Locate each line with the string "extracción" in the listing below and copy it.
________________________________________
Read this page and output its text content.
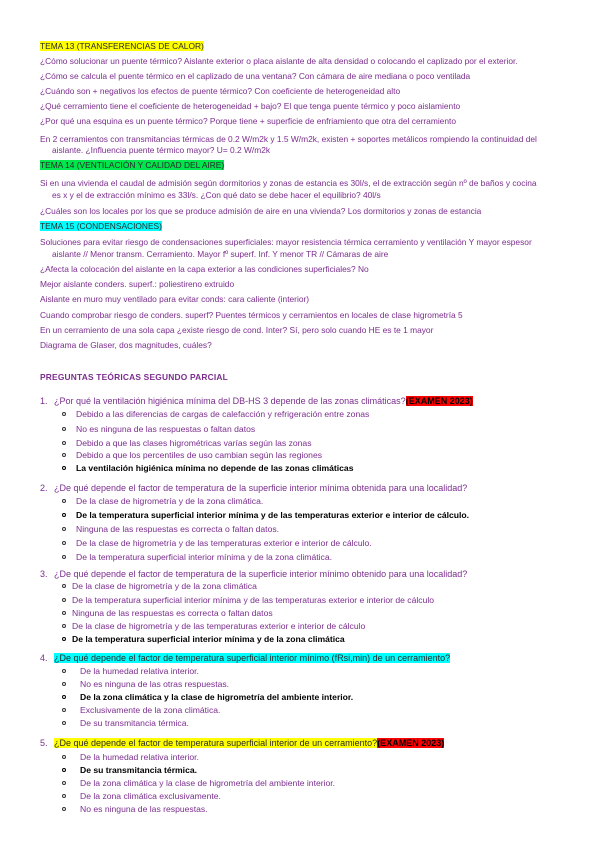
TEMA 13 (TRANSFERENCIAS DE CALOR)
¿Cómo solucionar un puente térmico? Aislante exterior o placa aislante de alta densidad o colocando el caplizado por el exterior.
¿Cómo se calcula el puente térmico en el caplizado de una ventana? Con cámara de aire mediana o poco ventilada
¿Cuándo son + negativos los efectos de puente térmico? Con coeficiente de heterogeneidad alto
¿Qué cerramiento tiene el coeficiente de heterogeneidad + bajo? El que tenga puente térmico y poco aislamiento
¿Por qué una esquina es un puente térmico? Porque tiene + superficie de enfriamiento que otra del cerramiento
En 2 cerramientos con transmitancias térmicas de 0.2 W/m2k y 1.5 W/m2k, existen + soportes metálicos rompiendo la continuidad del
aislante. ¿Influencia puente térmico mayor? U= 0.2 W/m2k
TEMA 14 (VENTILACIÓN Y CALIDAD DEL AIRE)
Si en una vivienda el caudal de admisión según dormitorios y zonas de estancia es 30l/s, el de extracción según nº de baños y cocina
es x y el de extracción mínimo es 33l/s. ¿Con qué dato se debe hacer el equilibrio? 40l/s
¿Cuáles son los locales por los que se produce admisión de aire en una vivienda? Los dormitorios y zonas de estancia
TEMA 15 (CONDENSACIONES)
Soluciones para evitar riesgo de condensaciones superficiales: mayor resistencia térmica cerramiento y ventilación Y mayor espesor
aislante // Menor transm. Cerramiento. Mayor fº superf. Inf. Y menor TR // Cámaras de aire
¿Afecta la colocación del aislante en la capa exterior a las condiciones superficiales? No
Mejor aislante conders. superf.: poliestireno extruido
Aislante en muro muy ventilado para evitar conds: cara caliente (interior)
Cuando comprobar riesgo de conders. superf? Puentes térmicos y cerramientos en locales de clase higrometría 5
En un cerramiento de una sola capa ¿existe riesgo de cond. Inter? Sí, pero solo cuando HE es te 1 mayor
Diagrama de Glaser, dos magnitudes, cuáles?
PREGUNTAS TEÓRICAS SEGUNDO PARCIAL
1. ¿Por qué la ventilación higiénica mínima del DB-HS 3 depende de las zonas climáticas?(EXAMEN 2023)
Debido a las diferencias de cargas de calefacción y refrigeración entre zonas
No es ninguna de las respuestas o faltan datos
Debido a que las clases higrométricas varías según las zonas
Debido a que los percentiles de uso cambian según las regiones
La ventilación higiénica mínima no depende de las zonas climáticas
2. ¿De qué depende el factor de temperatura de la superficie interior mínima obtenida para una localidad?
De la clase de higrometría y de la zona climática.
De la temperatura superficial interior mínima y de las temperaturas exterior e interior de cálculo.
Ninguna de las respuestas es correcta o faltan datos.
De la clase de higrometría y de las temperaturas exterior e interior de cálculo.
De la temperatura superficial interior mínima y de la zona climática.
3. ¿De qué depende el factor de temperatura de la superficie interior mínimo obtenido para una localidad?
De la clase de higrometría y de la zona climática
De la temperatura superficial interior mínima y de las temperaturas exterior e interior de cálculo
Ninguna de las respuestas es correcta o faltan datos
De la clase de higrometría y de las temperaturas exterior e interior de cálculo
De la temperatura superficial interior mínima y de la zona climática
4. ¿De qué depende el factor de temperatura superficial interior mínimo (fRsi,min) de un cerramiento?
De la humedad relativa interior.
No es ninguna de las otras respuestas.
De la zona climática y la clase de higrometría del ambiente interior.
Exclusivamente de la zona climática.
De su transmitancia térmica.
5. ¿De qué depende el factor de temperatura superficial interior de un cerramiento?(EXAMEN 2023)
De la humedad relativa interior.
De su transmitancia térmica.
De la zona climática y la clase de higrometría del ambiente interior.
De la zona climática exclusivamente.
No es ninguna de las respuestas.
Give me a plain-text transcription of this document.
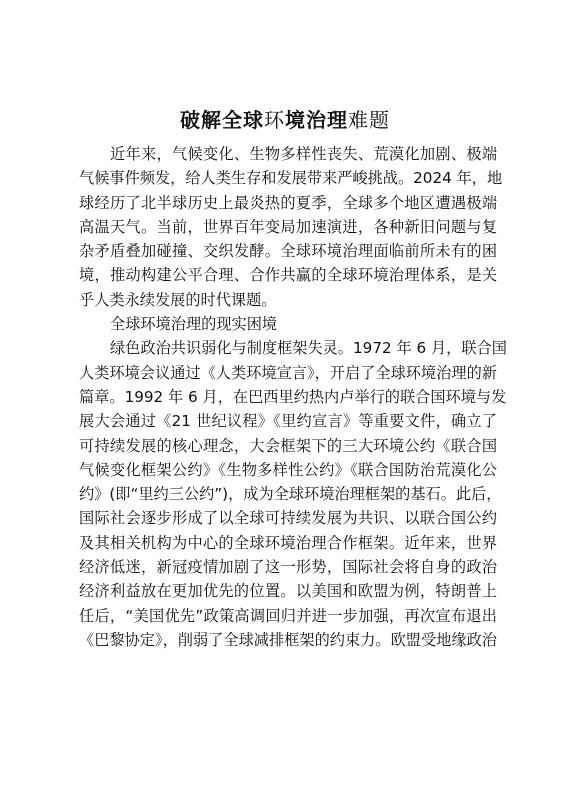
破解全球环境治理难题
近年来，气候变化、生物多样性丧失、荒漠化加剧、极端
气候事件频发，给人类生存和发展带来严峻挑战。2024 年，地
球经历了北半球历史上最炎热的夏季，全球多个地区遭遇极端
高温天气。当前，世界百年变局加速演进，各种新旧问题与复
杂矛盾叠加碰撞、交织发酵。全球环境治理面临前所未有的困
境，推动构建公平合理、合作共赢的全球环境治理体系，是关
乎人类永续发展的时代课题。
全球环境治理的现实困境
绿色政治共识弱化与制度框架失灵。1972 年 6 月，联合国
人类环境会议通过《人类环境宣言》，开启了全球环境治理的新
篇章。1992 年 6 月，在巴西里约热内卢举行的联合国环境与发
展大会通过《21 世纪议程》《里约宣言》等重要文件，确立了
可持续发展的核心理念，大会框架下的三大环境公约《联合国
气候变化框架公约》《生物多样性公约》《联合国防治荒漠化公
约》(即“里约三公约”)，成为全球环境治理框架的基石。此后，
国际社会逐步形成了以全球可持续发展为共识、以联合国公约
及其相关机构为中心的全球环境治理合作框架。近年来，世界
经济低迷，新冠疫情加剧了这一形势，国际社会将自身的政治
经济利益放在更加优先的位置。以美国和欧盟为例，特朗普上
任后，“美国优先”政策高调回归并进一步加强，再次宣布退出
《巴黎协定》，削弱了全球减排框架的约束力。欧盟受地缘政治
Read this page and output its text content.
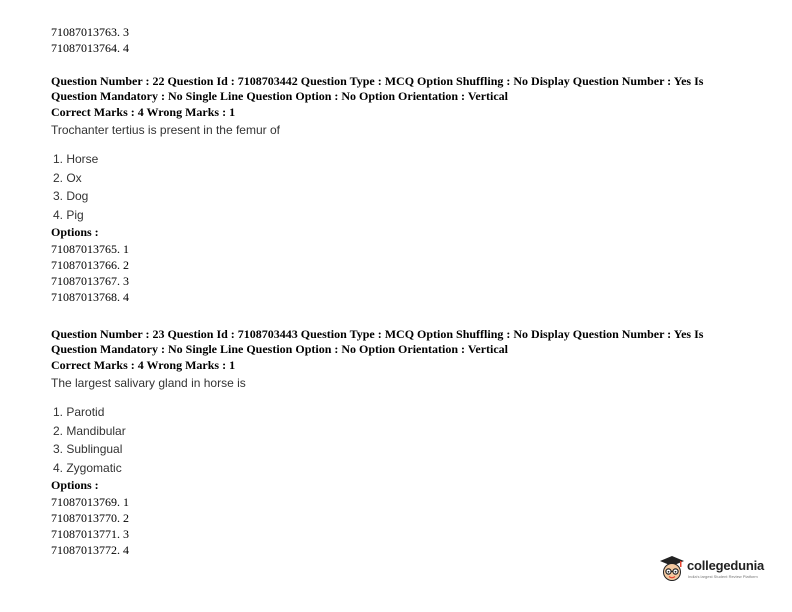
71087013763. 3
71087013764. 4
Question Number : 22 Question Id : 7108703442 Question Type : MCQ Option Shuffling : No Display Question Number : Yes Is
Question Mandatory : No Single Line Question Option : No Option Orientation : Vertical
Correct Marks : 4 Wrong Marks : 1
Trochanter tertius is present in the femur of
1. Horse
2. Ox
3. Dog
4. Pig
Options :
71087013765. 1
71087013766. 2
71087013767. 3
71087013768. 4
Question Number : 23 Question Id : 7108703443 Question Type : MCQ Option Shuffling : No Display Question Number : Yes Is
Question Mandatory : No Single Line Question Option : No Option Orientation : Vertical
Correct Marks : 4 Wrong Marks : 1
The largest salivary gland in horse is
1. Parotid
2. Mandibular
3. Sublingual
4. Zygomatic
Options :
71087013769. 1
71087013770. 2
71087013771. 3
71087013772. 4
collegedunia
India's largest Student Review Platform
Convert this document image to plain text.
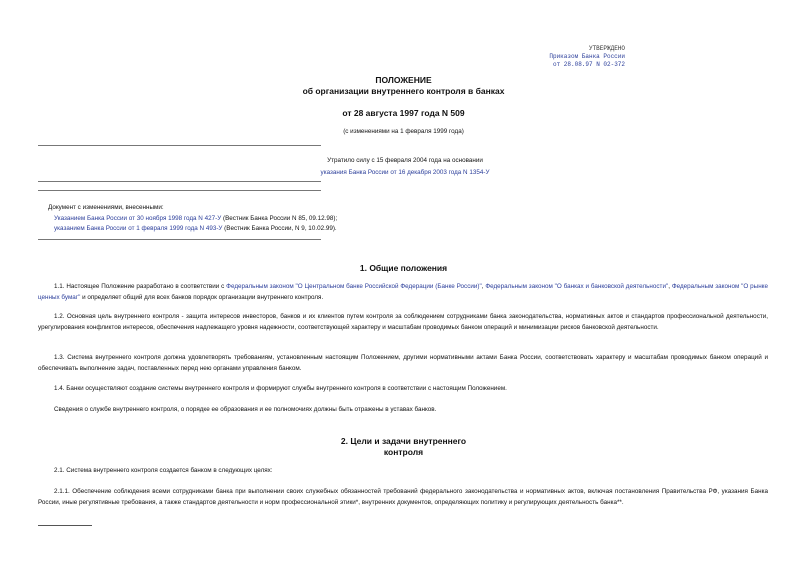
УТВЕРЖДЕНО
Приказом Банка России
от 28.08.97 N 02-372
ПОЛОЖЕНИЕ
об организации внутреннего контроля в банках
от 28 августа 1997 года N 509
(с изменениями на 1 февраля 1999 года)
Утратило силу с 15 февраля 2004 года на основании
указания Банка России от 16 декабря 2003 года N 1354-У
Документ с изменениями, внесенными:
Указанием Банка России от 30 ноября 1998 года N 427-У (Вестник Банка России N 85, 09.12.98);
указанием Банка России от 1 февраля 1999 года N 493-У (Вестник Банка России, N 9, 10.02.99).
1. Общие положения
1.1. Настоящее Положение разработано в соответствии с Федеральным законом "О Центральном банке Российской Федерации (Банке России)", Федеральным законом "О банках и банковской деятельности", Федеральным законом "О рынке ценных бумаг" и определяет общий для всех банков порядок организации внутреннего контроля.
1.2. Основная цель внутреннего контроля - защита интересов инвесторов, банков и их клиентов путем контроля за соблюдением сотрудниками банка законодательства, нормативных актов и стандартов профессиональной деятельности, урегулирования конфликтов интересов, обеспечения надлежащего уровня надежности, соответствующей характеру и масштабам проводимых банком операций и минимизации рисков банковской деятельности.
1.3. Система внутреннего контроля должна удовлетворять требованиям, установленным настоящим Положением, другими нормативными актами Банка России, соответствовать характеру и масштабам проводимых банком операций и обеспечивать выполнение задач, поставленных перед нею органами управления банком.
1.4. Банки осуществляют создание системы внутреннего контроля и формируют службы внутреннего контроля в соответствии с настоящим Положением.
Сведения о службе внутреннего контроля, о порядке ее образования и ее полномочиях должны быть отражены в уставах банков.
2. Цели и задачи внутреннего
контроля
2.1. Система внутреннего контроля создается банком в следующих целях:
2.1.1. Обеспечение соблюдения всеми сотрудниками банка при выполнении своих служебных обязанностей требований федерального законодательства и нормативных актов, включая постановления Правительства РФ, указания Банка России, иные регулятивные требования, а также стандартов деятельности и норм профессиональной этики*, внутренних документов, определяющих политику и регулирующих деятельность банка**.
________________________________________
# EXERCISE RESPONSE:
Si en una vivienda el caudal de admisión según dormitorios y zonas de estancia es 30l/s, el de extracción según nº de baños y cocina
es x y el de extracción mínimo es 33l/s. ¿Con qué dato se debe hacer el equilibrio? 40l/s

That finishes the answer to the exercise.